> YOUR OBJECTIVE: Search the records below for the word "time" and show every line where it occurs.

> PROVIDED DATA:
* * * *

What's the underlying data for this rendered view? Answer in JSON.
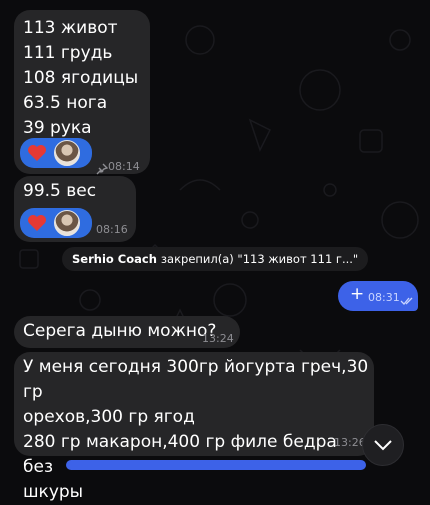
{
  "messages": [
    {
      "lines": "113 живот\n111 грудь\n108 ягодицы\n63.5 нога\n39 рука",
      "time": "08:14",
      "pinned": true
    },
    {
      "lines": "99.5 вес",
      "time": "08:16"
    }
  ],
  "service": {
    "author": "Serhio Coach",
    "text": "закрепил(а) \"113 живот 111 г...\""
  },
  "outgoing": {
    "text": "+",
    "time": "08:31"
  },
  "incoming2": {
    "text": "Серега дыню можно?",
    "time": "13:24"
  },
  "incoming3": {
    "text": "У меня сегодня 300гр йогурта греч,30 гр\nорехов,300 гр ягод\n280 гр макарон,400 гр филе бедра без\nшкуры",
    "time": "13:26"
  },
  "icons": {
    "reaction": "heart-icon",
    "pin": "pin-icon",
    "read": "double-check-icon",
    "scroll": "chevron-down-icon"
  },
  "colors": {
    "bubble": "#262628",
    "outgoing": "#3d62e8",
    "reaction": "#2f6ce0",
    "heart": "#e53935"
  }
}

* * * *

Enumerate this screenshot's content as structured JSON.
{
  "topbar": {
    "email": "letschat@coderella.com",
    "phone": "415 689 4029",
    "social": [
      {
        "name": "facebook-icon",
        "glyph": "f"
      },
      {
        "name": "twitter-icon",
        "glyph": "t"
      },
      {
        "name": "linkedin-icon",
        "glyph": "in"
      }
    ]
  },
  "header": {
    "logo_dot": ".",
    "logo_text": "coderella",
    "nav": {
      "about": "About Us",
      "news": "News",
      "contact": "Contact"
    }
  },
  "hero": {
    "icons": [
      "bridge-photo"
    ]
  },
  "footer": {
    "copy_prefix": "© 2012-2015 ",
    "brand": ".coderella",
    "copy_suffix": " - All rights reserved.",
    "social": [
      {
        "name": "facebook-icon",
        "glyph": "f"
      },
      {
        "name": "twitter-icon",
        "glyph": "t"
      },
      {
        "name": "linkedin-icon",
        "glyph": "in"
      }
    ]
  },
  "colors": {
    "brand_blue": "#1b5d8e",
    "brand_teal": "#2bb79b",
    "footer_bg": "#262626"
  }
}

* * * *

> RESULT:
      "time": "08:14",
      "time": "08:16"
    "time": "08:31"
    "time": "13:24"
    "time": "13:26"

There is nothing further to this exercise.